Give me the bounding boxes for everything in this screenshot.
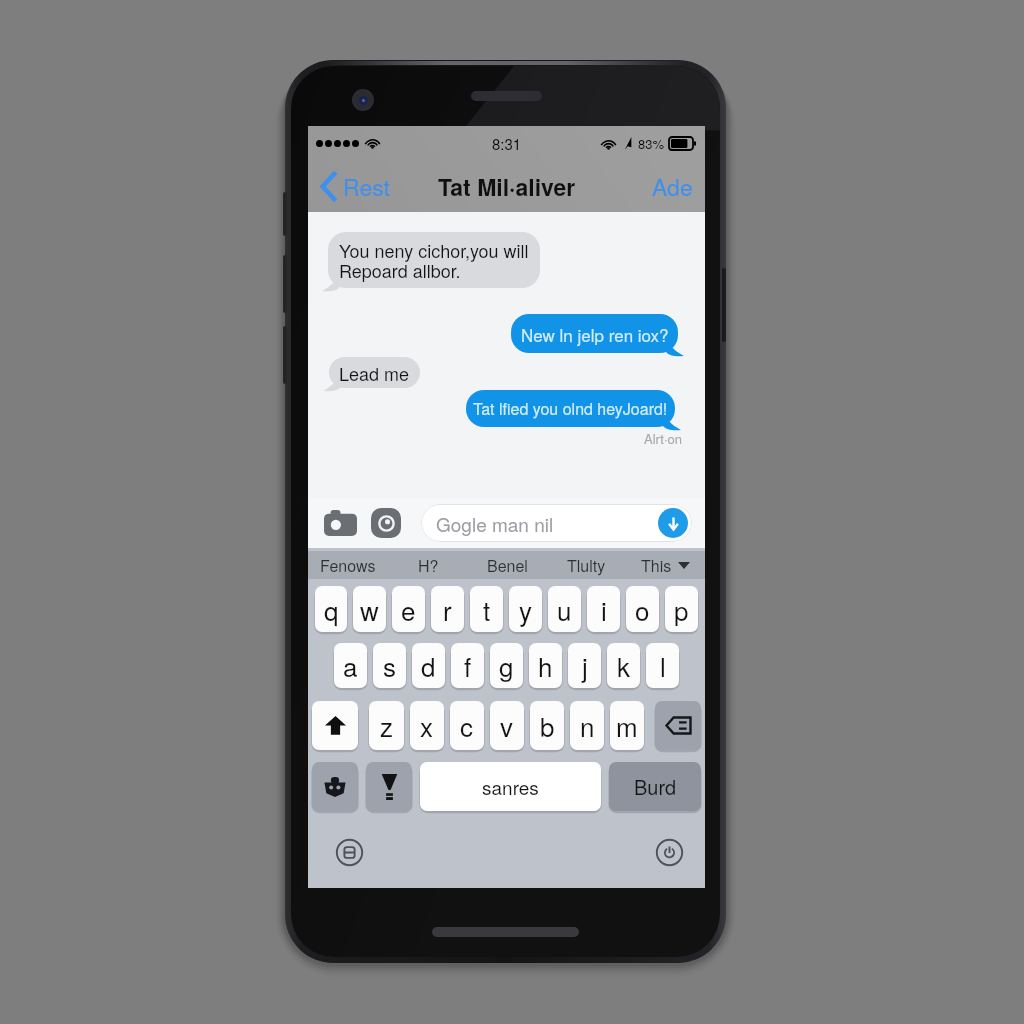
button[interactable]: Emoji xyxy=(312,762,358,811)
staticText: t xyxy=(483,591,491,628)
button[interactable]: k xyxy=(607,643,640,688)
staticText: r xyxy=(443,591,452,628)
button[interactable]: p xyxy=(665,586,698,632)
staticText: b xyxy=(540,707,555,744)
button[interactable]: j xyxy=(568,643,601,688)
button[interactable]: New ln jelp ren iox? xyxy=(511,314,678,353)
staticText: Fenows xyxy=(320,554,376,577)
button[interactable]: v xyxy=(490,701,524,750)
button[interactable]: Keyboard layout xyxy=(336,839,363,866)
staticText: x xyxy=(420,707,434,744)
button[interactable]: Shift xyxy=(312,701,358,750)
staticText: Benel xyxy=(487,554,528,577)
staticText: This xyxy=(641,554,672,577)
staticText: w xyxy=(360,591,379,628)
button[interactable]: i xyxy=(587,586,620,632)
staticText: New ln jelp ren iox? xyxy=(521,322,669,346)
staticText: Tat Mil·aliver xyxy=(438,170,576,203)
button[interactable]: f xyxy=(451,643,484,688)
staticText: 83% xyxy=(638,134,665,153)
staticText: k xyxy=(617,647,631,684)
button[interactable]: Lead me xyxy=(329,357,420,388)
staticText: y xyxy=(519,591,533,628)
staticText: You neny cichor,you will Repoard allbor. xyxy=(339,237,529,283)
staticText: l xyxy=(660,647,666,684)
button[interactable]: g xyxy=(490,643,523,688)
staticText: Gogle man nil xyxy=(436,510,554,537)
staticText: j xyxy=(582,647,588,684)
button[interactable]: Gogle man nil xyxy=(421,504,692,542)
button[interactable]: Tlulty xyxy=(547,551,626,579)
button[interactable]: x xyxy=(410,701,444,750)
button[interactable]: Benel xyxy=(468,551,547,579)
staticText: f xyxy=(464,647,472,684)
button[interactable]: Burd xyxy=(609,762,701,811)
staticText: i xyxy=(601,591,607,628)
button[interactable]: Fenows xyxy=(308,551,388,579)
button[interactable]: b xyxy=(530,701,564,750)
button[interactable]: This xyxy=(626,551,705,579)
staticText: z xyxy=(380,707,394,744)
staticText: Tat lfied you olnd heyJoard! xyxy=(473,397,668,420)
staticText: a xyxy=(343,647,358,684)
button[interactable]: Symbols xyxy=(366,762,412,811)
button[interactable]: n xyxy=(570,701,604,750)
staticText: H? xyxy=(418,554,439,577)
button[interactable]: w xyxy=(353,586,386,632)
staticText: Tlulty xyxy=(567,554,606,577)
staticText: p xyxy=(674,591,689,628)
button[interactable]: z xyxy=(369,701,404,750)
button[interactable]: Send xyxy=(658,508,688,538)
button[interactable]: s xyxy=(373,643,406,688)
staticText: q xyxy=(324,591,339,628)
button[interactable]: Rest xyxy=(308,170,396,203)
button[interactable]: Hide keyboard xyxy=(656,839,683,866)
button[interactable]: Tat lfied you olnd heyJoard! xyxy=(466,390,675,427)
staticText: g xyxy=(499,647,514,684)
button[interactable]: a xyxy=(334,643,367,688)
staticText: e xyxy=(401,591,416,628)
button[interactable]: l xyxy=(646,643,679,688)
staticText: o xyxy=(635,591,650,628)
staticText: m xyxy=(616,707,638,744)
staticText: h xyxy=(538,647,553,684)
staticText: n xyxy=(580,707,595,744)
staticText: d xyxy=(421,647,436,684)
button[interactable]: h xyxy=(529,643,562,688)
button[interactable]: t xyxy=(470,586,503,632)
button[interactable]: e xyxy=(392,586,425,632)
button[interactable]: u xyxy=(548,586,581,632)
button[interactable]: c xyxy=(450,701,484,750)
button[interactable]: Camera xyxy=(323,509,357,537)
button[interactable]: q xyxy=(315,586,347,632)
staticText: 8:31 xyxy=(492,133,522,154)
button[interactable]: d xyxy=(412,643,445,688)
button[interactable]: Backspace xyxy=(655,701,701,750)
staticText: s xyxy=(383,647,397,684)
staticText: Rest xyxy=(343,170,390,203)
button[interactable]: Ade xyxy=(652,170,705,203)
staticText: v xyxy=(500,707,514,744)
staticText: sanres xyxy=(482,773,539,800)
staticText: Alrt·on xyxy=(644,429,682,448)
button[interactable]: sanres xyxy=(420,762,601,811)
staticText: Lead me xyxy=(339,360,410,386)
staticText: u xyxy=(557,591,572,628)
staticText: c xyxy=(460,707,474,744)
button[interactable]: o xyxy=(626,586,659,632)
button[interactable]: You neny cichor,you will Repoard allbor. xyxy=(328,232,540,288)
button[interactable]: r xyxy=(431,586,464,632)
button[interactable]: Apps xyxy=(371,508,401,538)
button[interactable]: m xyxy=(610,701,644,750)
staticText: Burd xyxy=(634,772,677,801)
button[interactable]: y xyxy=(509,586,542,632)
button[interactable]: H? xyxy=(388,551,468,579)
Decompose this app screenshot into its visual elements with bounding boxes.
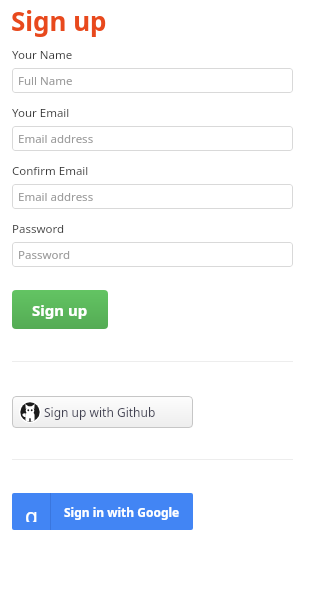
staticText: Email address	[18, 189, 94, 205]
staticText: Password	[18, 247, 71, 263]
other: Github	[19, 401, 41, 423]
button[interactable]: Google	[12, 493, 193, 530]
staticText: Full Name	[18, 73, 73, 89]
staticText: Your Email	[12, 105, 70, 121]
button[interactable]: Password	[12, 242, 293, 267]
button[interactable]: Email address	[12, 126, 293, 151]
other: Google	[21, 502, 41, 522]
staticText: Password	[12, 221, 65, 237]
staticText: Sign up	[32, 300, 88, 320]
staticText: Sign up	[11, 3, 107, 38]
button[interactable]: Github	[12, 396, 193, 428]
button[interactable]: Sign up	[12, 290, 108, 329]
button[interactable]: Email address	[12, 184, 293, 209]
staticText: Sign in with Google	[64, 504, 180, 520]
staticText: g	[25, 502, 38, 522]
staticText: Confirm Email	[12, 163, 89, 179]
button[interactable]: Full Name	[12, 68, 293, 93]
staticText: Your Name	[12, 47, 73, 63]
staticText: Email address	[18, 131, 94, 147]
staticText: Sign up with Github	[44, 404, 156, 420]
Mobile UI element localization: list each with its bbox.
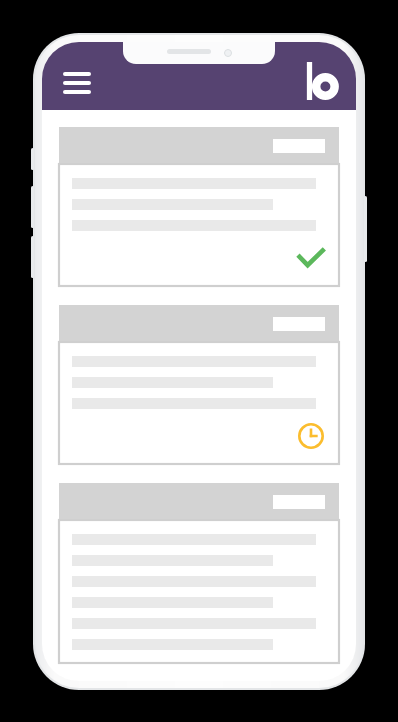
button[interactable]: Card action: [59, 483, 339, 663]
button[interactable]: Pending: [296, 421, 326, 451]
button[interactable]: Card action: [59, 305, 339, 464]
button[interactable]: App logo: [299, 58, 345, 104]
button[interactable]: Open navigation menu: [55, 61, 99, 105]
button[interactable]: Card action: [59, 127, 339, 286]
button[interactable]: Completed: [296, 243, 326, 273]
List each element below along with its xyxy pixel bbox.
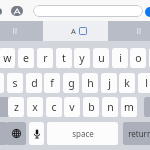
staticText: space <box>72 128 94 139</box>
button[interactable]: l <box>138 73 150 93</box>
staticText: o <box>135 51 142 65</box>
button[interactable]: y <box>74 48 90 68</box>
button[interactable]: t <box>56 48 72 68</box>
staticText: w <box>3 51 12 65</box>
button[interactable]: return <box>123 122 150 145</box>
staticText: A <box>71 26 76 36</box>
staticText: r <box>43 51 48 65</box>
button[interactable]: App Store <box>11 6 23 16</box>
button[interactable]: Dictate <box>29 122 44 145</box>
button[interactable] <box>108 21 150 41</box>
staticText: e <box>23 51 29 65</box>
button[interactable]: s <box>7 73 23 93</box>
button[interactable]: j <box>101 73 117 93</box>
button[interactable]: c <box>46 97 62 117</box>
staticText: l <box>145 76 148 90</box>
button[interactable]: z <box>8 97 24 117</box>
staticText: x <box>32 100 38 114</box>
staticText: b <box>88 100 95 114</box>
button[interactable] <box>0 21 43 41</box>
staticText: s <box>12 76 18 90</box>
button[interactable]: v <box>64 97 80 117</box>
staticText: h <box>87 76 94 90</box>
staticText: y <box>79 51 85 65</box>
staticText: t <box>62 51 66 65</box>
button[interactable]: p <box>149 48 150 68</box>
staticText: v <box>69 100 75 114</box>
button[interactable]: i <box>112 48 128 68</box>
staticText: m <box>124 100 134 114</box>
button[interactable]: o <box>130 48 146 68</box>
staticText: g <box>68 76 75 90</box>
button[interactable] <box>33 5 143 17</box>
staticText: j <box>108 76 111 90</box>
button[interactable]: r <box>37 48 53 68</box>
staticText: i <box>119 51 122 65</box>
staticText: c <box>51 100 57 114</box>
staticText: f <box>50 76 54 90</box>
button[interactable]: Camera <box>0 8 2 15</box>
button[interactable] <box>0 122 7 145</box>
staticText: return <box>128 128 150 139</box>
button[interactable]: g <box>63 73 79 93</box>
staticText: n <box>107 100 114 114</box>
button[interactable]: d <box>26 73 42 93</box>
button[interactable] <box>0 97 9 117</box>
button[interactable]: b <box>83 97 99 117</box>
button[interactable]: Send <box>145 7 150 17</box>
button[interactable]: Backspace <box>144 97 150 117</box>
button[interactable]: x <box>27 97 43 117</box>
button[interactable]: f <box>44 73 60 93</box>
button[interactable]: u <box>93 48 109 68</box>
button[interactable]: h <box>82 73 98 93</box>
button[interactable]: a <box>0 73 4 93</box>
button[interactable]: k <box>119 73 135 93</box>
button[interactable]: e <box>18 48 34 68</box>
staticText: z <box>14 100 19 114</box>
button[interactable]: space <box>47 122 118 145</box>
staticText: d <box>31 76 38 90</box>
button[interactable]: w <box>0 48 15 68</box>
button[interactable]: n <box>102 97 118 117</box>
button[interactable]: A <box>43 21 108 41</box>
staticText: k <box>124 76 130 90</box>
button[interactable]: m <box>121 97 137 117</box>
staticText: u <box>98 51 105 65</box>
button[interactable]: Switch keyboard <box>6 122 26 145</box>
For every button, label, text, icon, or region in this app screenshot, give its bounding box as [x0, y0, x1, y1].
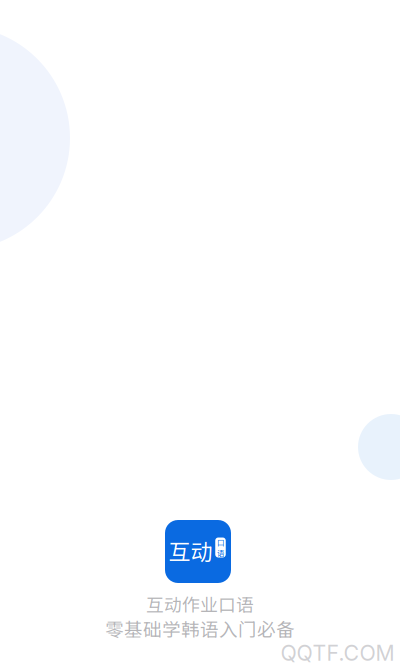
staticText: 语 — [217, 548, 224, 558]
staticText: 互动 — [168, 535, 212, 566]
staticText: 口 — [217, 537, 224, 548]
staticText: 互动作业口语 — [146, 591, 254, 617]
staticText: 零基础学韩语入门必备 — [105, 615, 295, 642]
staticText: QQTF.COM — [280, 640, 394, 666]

▶ _What you need to do_:
How many lines in the data above contain the string "Github", with case counting? Give only the number.

▶ _Completed task_:
3